Objective
Set down each record below precisely, skipping the pictures.

Data for this task
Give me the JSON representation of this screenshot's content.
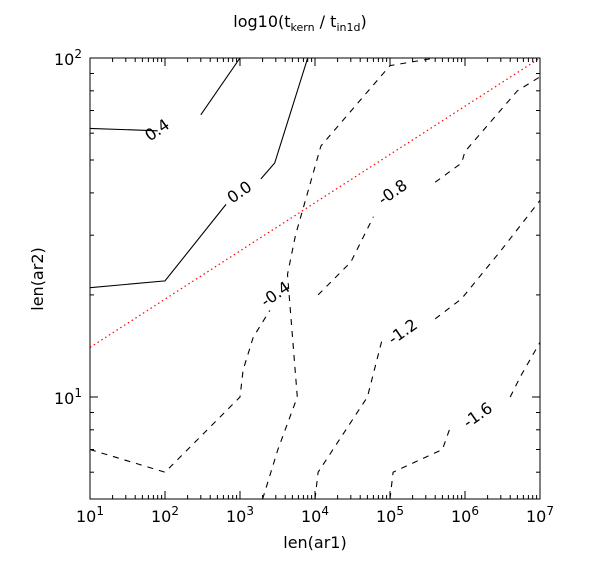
{
  "chart_data": {
    "type": "contour",
    "title": "log10(t_kern / t_in1d)",
    "xlabel": "len(ar1)",
    "ylabel": "len(ar2)",
    "xscale": "log",
    "yscale": "log",
    "xlim": [
      10,
      10000000
    ],
    "ylim": [
      5,
      100
    ],
    "grid": false,
    "x_ticks": [
      {
        "base": "10",
        "exp": "1",
        "value": 10
      },
      {
        "base": "10",
        "exp": "2",
        "value": 100
      },
      {
        "base": "10",
        "exp": "3",
        "value": 1000
      },
      {
        "base": "10",
        "exp": "4",
        "value": 10000
      },
      {
        "base": "10",
        "exp": "5",
        "value": 100000
      },
      {
        "base": "10",
        "exp": "6",
        "value": 1000000
      },
      {
        "base": "10",
        "exp": "7",
        "value": 10000000
      }
    ],
    "y_ticks": [
      {
        "base": "10",
        "exp": "1",
        "value": 10
      },
      {
        "base": "10",
        "exp": "2",
        "value": 100
      }
    ],
    "reference_line": {
      "style": "dotted",
      "color": "#ff0000",
      "points": [
        [
          10,
          14
        ],
        [
          10000000,
          100
        ]
      ]
    },
    "contours": [
      {
        "level": 0.4,
        "label": "0.4",
        "style": "solid",
        "segments": [
          [
            [
              10,
              62
            ],
            [
              80,
              61
            ]
          ],
          [
            [
              300,
              68
            ],
            [
              1000,
              100
            ]
          ]
        ],
        "label_position": [
          80,
          61
        ]
      },
      {
        "level": 0.0,
        "label": "0.0",
        "style": "solid",
        "segments": [
          [
            [
              10,
              21
            ],
            [
              100,
              22
            ],
            [
              650,
              37
            ]
          ],
          [
            [
              1900,
              44
            ],
            [
              2900,
              49
            ],
            [
              8000,
              100
            ]
          ]
        ],
        "label_position": [
          1000,
          40
        ]
      },
      {
        "level": -0.4,
        "label": "-0.4",
        "style": "dashed",
        "segments": [
          [
            [
              10,
              7
            ],
            [
              100,
              6
            ],
            [
              1000,
              10
            ],
            [
              1100,
              12
            ],
            [
              1500,
              15
            ],
            [
              2500,
              18
            ]
          ],
          [
            [
              2000,
              5
            ],
            [
              3200,
              7
            ],
            [
              5800,
              10
            ],
            [
              4300,
              23
            ],
            [
              5500,
              30
            ],
            [
              12000,
              55
            ],
            [
              100000,
              95
            ],
            [
              400000,
              100
            ]
          ]
        ],
        "label_position": [
          3000,
          20
        ]
      },
      {
        "level": -0.8,
        "label": "-0.8",
        "style": "dashed",
        "segments": [
          [
            [
              10000,
              5
            ],
            [
              11000,
              6
            ],
            [
              50000,
              10
            ],
            [
              80000,
              15
            ]
          ],
          [
            [
              11000,
              20
            ],
            [
              30000,
              25
            ],
            [
              60000,
              34
            ]
          ],
          [
            [
              400000,
              43
            ],
            [
              900000,
              49
            ],
            [
              1000000,
              53
            ],
            [
              5000000,
              80
            ],
            [
              10000000,
              88
            ]
          ]
        ],
        "label_position": [
          110000,
          40
        ]
      },
      {
        "level": -1.2,
        "label": "-1.2",
        "style": "dashed",
        "segments": [
          [
            [
              100000,
              5
            ],
            [
              110000,
              6
            ],
            [
              500000,
              7
            ],
            [
              620000,
              8
            ]
          ],
          [
            [
              400000,
              17
            ],
            [
              900000,
              19.5
            ],
            [
              3000000,
              27
            ],
            [
              10000000,
              38
            ]
          ]
        ],
        "label_position": [
          150000,
          15.5
        ]
      },
      {
        "level": -1.6,
        "label": "-1.6",
        "style": "dashed",
        "segments": [
          [
            [
              4000000,
              10
            ],
            [
              5500000,
              11.5
            ],
            [
              10000000,
              14.5
            ]
          ]
        ],
        "label_position": [
          1500000,
          8.8
        ]
      }
    ]
  }
}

Exercise solution
Give me the JSON representation of this screenshot's content.
{
  "chart_data": {
    "type": "contour",
    "title": "log10(t_kern / t_in1d)",
    "xlabel": "len(ar1)",
    "ylabel": "len(ar2)",
    "xscale": "log",
    "yscale": "log",
    "xlim": [
      10,
      10000000
    ],
    "ylim": [
      5,
      100
    ],
    "grid": false,
    "x_ticks": [
      {
        "base": "10",
        "exp": "1",
        "value": 10
      },
      {
        "base": "10",
        "exp": "2",
        "value": 100
      },
      {
        "base": "10",
        "exp": "3",
        "value": 1000
      },
      {
        "base": "10",
        "exp": "4",
        "value": 10000
      },
      {
        "base": "10",
        "exp": "5",
        "value": 100000
      },
      {
        "base": "10",
        "exp": "6",
        "value": 1000000
      },
      {
        "base": "10",
        "exp": "7",
        "value": 10000000
      }
    ],
    "y_ticks": [
      {
        "base": "10",
        "exp": "1",
        "value": 10
      },
      {
        "base": "10",
        "exp": "2",
        "value": 100
      }
    ],
    "reference_line": {
      "style": "dotted",
      "color": "#ff0000",
      "points": [
        [
          10,
          14
        ],
        [
          10000000,
          100
        ]
      ]
    },
    "contours": [
      {
        "level": 0.4,
        "label": "0.4",
        "style": "solid",
        "segments": [
          [
            [
              10,
              62
            ],
            [
              80,
              61
            ]
          ],
          [
            [
              300,
              68
            ],
            [
              1000,
              100
            ]
          ]
        ],
        "label_position": [
          80,
          61
        ]
      },
      {
        "level": 0.0,
        "label": "0.0",
        "style": "solid",
        "segments": [
          [
            [
              10,
              21
            ],
            [
              100,
              22
            ],
            [
              650,
              37
            ]
          ],
          [
            [
              1900,
              44
            ],
            [
              2900,
              49
            ],
            [
              8000,
              100
            ]
          ]
        ],
        "label_position": [
          1000,
          40
        ]
      },
      {
        "level": -0.4,
        "label": "-0.4",
        "style": "dashed",
        "segments": [
          [
            [
              10,
              7
            ],
            [
              100,
              6
            ],
            [
              1000,
              10
            ],
            [
              1100,
              12
            ],
            [
              1500,
              15
            ],
            [
              2500,
              18
            ]
          ],
          [
            [
              2000,
              5
            ],
            [
              3200,
              7
            ],
            [
              5800,
              10
            ],
            [
              4300,
              23
            ],
            [
              5500,
              30
            ],
            [
              12000,
              55
            ],
            [
              100000,
              95
            ],
            [
              400000,
              100
            ]
          ]
        ],
        "label_position": [
          3000,
          20
        ]
      },
      {
        "level": -0.8,
        "label": "-0.8",
        "style": "dashed",
        "segments": [
          [
            [
              10000,
              5
            ],
            [
              11000,
              6
            ],
            [
              50000,
              10
            ],
            [
              80000,
              15
            ]
          ],
          [
            [
              11000,
              20
            ],
            [
              30000,
              25
            ],
            [
              60000,
              34
            ]
          ],
          [
            [
              400000,
              43
            ],
            [
              900000,
              49
            ],
            [
              1000000,
              53
            ],
            [
              5000000,
              80
            ],
            [
              10000000,
              88
            ]
          ]
        ],
        "label_position": [
          110000,
          40
        ]
      },
      {
        "level": -1.2,
        "label": "-1.2",
        "style": "dashed",
        "segments": [
          [
            [
              100000,
              5
            ],
            [
              110000,
              6
            ],
            [
              500000,
              7
            ],
            [
              620000,
              8
            ]
          ],
          [
            [
              400000,
              17
            ],
            [
              900000,
              19.5
            ],
            [
              3000000,
              27
            ],
            [
              10000000,
              38
            ]
          ]
        ],
        "label_position": [
          150000,
          15.5
        ]
      },
      {
        "level": -1.6,
        "label": "-1.6",
        "style": "dashed",
        "segments": [
          [
            [
              4000000,
              10
            ],
            [
              5500000,
              11.5
            ],
            [
              10000000,
              14.5
            ]
          ]
        ],
        "label_position": [
          1500000,
          8.8
        ]
      }
    ]
  }
}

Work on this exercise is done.